Part of a data file
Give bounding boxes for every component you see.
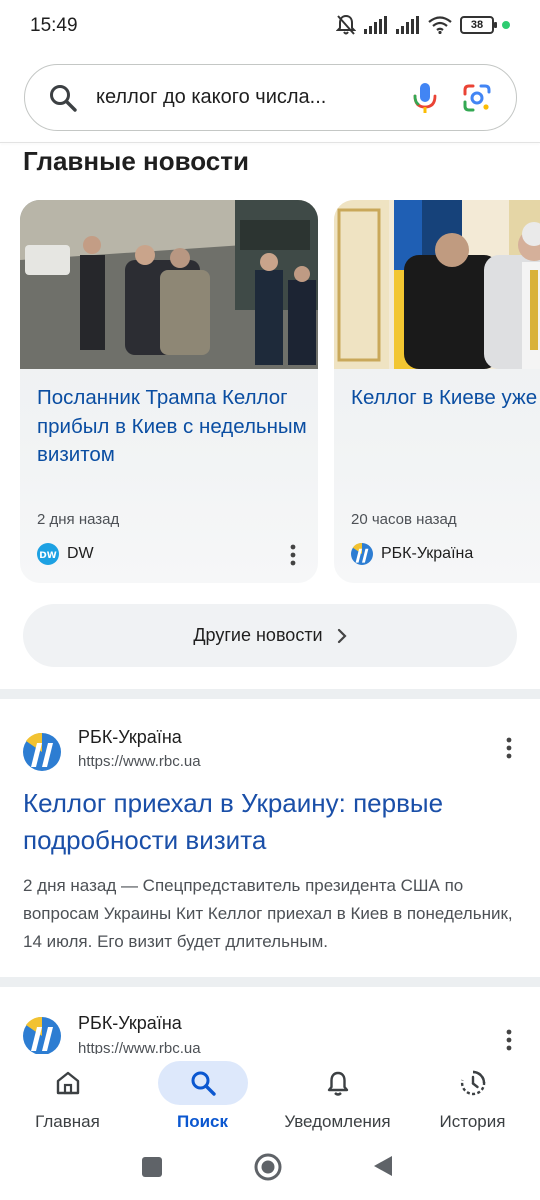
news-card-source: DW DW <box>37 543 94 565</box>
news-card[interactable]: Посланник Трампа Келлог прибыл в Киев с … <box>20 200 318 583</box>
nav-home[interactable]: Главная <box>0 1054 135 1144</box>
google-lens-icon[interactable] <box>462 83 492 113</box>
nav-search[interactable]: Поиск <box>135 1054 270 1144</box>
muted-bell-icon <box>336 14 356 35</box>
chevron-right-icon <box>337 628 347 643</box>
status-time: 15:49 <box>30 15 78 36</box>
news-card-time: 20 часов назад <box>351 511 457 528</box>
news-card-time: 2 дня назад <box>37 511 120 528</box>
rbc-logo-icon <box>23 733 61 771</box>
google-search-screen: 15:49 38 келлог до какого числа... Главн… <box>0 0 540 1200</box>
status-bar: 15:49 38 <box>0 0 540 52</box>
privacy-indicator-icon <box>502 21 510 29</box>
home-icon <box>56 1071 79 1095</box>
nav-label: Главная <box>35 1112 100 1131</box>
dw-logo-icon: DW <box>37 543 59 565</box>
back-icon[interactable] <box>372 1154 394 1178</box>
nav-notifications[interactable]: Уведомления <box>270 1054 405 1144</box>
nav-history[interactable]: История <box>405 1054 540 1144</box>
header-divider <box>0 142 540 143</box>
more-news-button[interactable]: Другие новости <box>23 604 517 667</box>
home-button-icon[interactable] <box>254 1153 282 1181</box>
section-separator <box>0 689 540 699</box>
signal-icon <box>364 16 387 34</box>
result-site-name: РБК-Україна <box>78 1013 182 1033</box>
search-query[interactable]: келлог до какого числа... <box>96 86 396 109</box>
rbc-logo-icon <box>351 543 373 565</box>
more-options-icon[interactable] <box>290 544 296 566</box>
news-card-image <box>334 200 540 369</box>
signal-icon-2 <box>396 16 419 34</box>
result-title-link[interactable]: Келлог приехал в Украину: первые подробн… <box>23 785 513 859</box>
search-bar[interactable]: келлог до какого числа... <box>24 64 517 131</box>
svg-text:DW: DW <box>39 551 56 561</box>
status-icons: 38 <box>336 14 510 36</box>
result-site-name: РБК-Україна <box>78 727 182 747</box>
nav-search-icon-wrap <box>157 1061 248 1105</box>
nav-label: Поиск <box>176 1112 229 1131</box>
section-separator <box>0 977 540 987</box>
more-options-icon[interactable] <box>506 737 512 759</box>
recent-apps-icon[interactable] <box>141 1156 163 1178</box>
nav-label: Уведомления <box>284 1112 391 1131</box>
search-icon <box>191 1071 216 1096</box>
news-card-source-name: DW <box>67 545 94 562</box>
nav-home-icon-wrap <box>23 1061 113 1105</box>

- _REQUIREMENTS_: Rename "nav-search" to "nav-find" in the listing lines between the line holding "news-card-source: DW DW" and the line holding "news-card-time: 20 часов", inclusive. Return only those lines, with everything else left unchanged.

- _RESPONSE TO THIS TASK_:
news-card-source: DW DW <box>37 543 94 565</box>
news-card[interactable]: Посланник Трампа Келлог прибыл в Киев с … <box>20 200 318 583</box>
nav-home[interactable]: Главная <box>0 1054 135 1144</box>
google-lens-icon[interactable] <box>462 83 492 113</box>
nav-find[interactable]: Поиск <box>135 1054 270 1144</box>
muted-bell-icon <box>336 14 356 35</box>
chevron-right-icon <box>337 628 347 643</box>
status-time: 15:49 <box>30 15 78 36</box>
news-card-time: 20 часов назад <box>351 511 457 528</box>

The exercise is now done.